作業指示 1:
タモリの回顧記事によると、「笑っていいとも!」が始まったのはいつですか。
作業指示 2:
タモリの回顧記事を、最後の文の次から書き続けなさい。

抜粋資料:

--

【団塊記者の取材回顧録】(1977年5月20日=当時31歳)1982年10月に始まったフジテレビ系人気バラエティー番組「笑っていいとも!」が、いよいよ31日でフィナーレを迎える。番組の顔として約32年間、司会を務めてきたタモリ(68)を“夜の男”のカルト的キャラクターから国民的人気タレントに変貌させたのも同番組だった。長寿番組の放送終了にちなんで、タモリの「いいとも」以前の姿を振り返る。
タモリは32年間、生番組の司会を1人で続け、テレビ界に金字塔を打ち立てた。先月の「第23回東スポ映画大賞」では「第14回ビートたけしのエンターテインメント賞」で特別賞を受賞。
「いいとも!」スタート前の77年5月20日、本紙インタビューで大いに語ったことがある。当時31歳。ニッポン放送のラジオ番組「オールナイトニッポン」でパーソナリティーを務め、人気上昇中だった。
「え~と、僕の職業ですか? お笑い芸ですかね。1年前の今ごろは、チョコチョコっとテレビに出ていて、やっと1人食えるぐらい。一昨年の今ごろは、(地元)福岡で喫茶店のマネジャーをやめて失業保険で食ってましたね」
早大文学部を中退、福岡へ戻りサラリーマンをしていたが、独特な素人芸が評判になり、漫画家の故赤塚不二夫さん(享年72)に気に入られ、赤塚さん宅に居候する。75年、赤塚さんの番組でテレビデビュー。強烈な個性と型破りの芸で人気が出た。

--

収集データ:
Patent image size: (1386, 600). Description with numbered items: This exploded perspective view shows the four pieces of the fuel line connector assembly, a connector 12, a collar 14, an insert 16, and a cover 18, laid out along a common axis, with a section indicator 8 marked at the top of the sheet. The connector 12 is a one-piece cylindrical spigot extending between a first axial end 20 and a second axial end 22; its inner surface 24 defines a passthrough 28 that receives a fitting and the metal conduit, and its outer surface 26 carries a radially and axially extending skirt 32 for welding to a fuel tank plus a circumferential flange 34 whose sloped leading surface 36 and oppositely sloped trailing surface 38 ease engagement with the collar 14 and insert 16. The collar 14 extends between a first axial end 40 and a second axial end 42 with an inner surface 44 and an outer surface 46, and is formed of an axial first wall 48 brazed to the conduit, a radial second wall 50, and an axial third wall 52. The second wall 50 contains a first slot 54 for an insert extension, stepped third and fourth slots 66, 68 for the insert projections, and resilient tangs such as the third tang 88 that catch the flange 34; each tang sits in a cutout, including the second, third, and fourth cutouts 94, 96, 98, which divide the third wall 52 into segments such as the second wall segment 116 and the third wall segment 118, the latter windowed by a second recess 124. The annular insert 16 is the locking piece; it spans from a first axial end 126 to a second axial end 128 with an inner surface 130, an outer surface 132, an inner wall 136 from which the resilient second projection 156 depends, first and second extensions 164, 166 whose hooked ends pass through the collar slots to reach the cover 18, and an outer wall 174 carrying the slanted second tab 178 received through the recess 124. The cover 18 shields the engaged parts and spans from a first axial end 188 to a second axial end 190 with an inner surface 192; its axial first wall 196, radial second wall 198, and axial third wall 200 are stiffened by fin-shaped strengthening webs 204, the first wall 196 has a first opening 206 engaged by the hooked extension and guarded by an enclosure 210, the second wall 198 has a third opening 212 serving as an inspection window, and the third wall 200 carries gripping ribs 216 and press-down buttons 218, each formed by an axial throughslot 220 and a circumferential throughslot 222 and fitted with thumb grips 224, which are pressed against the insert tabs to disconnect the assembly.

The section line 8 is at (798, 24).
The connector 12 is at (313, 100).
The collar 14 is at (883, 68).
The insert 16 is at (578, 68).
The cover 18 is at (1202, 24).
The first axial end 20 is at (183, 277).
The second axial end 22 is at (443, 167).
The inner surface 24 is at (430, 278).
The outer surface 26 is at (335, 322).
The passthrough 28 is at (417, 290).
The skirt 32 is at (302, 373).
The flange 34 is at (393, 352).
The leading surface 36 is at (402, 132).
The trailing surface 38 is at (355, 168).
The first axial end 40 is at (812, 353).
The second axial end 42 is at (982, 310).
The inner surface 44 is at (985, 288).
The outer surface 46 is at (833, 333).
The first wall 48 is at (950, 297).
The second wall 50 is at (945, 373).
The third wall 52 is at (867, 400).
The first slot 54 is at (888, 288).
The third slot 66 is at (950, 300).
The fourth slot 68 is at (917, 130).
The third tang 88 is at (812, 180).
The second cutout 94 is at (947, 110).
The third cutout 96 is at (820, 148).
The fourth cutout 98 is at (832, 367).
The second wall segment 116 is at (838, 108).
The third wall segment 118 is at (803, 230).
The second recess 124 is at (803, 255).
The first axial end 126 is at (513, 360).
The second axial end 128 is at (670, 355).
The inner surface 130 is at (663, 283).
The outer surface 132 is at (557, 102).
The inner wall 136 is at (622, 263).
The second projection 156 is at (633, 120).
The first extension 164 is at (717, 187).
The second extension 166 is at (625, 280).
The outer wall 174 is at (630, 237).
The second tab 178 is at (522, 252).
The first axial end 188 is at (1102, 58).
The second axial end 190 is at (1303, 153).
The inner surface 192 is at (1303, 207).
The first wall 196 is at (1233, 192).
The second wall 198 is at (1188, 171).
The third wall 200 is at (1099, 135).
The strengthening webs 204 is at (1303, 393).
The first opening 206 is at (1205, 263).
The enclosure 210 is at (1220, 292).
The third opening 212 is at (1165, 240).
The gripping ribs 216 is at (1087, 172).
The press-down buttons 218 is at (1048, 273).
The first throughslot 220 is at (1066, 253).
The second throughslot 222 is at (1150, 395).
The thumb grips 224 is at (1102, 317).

--

解答 1:
1982年10月です。

解答 2:
得意芸の一つが「ハナモゲラ語」。料理番組の解説にそれを使うと、「30分ほどカマヘレしてると、マカへロソしてきます。そこでさっきモケロしたハナモコシとケシメシを入れて約2分間、サレマカソをヘケレッテください…」。大真面目にやるので爆笑を引き起こす。
「ゴッコですよ。言葉の遊びの延長なんです。最初、お茶の間に入って面白いんだろうかと思いましてねぇ。笑いの質が少し高級ですよね。でもメチャクチャにウケたということは、それだけ下地があったわけですから、僕らの感覚が正当に評価されたと、ハイ」
ニセの外国語を駆使する芸も人気を呼んだ。韓国人やベトナム人、中国人、イタリア人がマージャンをやるという芸も爆笑ものだった。1人で怪しい4か国語を操る。「全部デタラメですよ。外国語を昔サウンドとして聴いていましたからね。音楽的センスなんです」
既成のお笑いとは一線を画す、それまでになかった芸風が人気を呼んだ。
「戸惑いはありますけどね。僕らの感覚が現代人のそれとイコールだったとしたら、常識を壊した方が面白いっていう時代になったんでしょうね」。“タモリ・ワールド”の原点だった。